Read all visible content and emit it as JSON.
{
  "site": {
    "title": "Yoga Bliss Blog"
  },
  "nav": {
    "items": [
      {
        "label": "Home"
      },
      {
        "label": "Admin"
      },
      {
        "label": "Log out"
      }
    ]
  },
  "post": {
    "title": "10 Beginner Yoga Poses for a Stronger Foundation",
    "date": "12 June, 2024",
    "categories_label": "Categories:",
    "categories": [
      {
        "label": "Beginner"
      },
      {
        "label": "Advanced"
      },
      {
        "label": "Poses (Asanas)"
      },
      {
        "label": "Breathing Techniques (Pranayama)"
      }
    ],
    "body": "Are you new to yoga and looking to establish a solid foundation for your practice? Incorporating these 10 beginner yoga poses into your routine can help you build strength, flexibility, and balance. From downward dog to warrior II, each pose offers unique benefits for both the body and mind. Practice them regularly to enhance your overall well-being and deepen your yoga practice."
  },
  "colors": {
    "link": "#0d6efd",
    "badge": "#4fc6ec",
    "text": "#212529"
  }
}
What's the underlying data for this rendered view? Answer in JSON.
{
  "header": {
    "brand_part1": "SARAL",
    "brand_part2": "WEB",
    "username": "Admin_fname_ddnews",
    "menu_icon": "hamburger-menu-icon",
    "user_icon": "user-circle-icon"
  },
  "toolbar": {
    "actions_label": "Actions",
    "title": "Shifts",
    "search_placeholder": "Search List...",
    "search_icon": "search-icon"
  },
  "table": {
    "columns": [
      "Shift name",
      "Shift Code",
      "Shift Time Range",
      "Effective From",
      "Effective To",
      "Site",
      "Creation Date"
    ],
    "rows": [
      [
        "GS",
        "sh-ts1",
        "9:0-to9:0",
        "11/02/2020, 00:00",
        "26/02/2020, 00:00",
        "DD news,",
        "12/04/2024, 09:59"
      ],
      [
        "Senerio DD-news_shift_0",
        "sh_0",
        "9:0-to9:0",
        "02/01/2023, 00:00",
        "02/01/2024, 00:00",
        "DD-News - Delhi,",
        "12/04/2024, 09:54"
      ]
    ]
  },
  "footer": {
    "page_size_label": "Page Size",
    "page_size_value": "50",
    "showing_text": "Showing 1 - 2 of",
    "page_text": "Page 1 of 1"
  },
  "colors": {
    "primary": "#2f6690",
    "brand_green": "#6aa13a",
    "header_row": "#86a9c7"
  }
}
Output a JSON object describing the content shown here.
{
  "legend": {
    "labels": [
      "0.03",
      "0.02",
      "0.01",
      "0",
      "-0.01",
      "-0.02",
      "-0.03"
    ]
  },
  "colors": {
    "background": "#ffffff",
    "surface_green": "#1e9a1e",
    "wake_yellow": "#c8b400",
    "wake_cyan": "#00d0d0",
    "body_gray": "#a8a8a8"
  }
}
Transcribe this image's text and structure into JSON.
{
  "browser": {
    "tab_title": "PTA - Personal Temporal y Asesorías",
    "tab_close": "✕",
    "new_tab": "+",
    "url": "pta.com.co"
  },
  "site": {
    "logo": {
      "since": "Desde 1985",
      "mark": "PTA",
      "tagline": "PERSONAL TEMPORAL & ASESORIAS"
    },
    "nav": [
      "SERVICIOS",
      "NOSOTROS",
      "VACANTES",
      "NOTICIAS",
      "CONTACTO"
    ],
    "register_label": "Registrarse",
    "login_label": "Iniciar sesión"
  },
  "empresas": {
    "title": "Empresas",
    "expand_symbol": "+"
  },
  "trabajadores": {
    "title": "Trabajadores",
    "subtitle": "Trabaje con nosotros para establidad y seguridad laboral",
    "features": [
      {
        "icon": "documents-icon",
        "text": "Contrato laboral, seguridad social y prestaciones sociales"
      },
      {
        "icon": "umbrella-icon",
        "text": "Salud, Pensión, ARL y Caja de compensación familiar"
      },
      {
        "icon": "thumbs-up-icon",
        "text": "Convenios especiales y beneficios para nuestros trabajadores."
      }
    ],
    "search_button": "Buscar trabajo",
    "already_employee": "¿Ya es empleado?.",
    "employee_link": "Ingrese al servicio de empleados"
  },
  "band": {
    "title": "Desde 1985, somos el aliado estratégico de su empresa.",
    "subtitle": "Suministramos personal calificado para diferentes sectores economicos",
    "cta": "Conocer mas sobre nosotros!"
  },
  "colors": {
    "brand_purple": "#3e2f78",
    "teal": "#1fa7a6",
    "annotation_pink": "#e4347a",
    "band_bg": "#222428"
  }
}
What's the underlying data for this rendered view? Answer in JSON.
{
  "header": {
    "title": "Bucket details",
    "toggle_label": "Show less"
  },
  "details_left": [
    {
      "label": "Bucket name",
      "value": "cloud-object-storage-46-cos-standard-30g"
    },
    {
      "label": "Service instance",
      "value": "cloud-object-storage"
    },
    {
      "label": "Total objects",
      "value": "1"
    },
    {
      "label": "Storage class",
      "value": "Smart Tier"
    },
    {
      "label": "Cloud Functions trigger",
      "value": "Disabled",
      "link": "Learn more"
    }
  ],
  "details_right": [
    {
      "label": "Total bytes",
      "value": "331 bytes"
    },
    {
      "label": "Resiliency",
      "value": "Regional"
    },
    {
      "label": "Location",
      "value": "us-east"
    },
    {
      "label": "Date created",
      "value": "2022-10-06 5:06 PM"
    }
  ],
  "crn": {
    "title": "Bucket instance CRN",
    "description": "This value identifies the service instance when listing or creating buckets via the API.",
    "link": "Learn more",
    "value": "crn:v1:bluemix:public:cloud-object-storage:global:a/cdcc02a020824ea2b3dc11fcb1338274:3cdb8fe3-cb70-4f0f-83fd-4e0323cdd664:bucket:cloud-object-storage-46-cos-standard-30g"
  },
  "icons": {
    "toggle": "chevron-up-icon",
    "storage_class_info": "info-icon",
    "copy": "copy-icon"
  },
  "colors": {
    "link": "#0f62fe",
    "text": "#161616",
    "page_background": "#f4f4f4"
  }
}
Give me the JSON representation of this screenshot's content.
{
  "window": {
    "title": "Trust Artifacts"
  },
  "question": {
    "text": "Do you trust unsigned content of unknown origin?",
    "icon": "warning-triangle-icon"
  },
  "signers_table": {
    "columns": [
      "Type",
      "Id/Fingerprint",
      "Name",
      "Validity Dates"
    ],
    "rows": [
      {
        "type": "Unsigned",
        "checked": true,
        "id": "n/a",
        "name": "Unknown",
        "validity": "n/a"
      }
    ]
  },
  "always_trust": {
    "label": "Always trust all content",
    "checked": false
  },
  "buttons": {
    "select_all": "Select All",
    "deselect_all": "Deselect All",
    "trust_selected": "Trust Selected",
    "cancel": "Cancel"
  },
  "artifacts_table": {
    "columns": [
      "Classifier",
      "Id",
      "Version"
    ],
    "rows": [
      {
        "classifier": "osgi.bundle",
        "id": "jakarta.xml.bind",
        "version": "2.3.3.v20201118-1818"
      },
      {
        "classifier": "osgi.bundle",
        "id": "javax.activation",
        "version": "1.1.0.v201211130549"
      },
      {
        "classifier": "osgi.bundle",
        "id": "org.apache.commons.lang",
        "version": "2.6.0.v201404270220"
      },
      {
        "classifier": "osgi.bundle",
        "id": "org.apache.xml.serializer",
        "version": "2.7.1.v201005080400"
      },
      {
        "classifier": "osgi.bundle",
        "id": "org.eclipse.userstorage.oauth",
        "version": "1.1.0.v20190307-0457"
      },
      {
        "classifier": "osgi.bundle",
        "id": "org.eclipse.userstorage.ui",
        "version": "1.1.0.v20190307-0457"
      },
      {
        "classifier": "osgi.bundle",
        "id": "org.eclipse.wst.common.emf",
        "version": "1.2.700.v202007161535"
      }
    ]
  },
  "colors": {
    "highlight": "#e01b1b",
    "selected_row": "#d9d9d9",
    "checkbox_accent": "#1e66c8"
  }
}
^^^^
GOAL →
Which lines hold the string "Total"? Copy all of them from the data above.

EXPECTED ANSWER →
      "label": "Total objects",
      "label": "Total bytes",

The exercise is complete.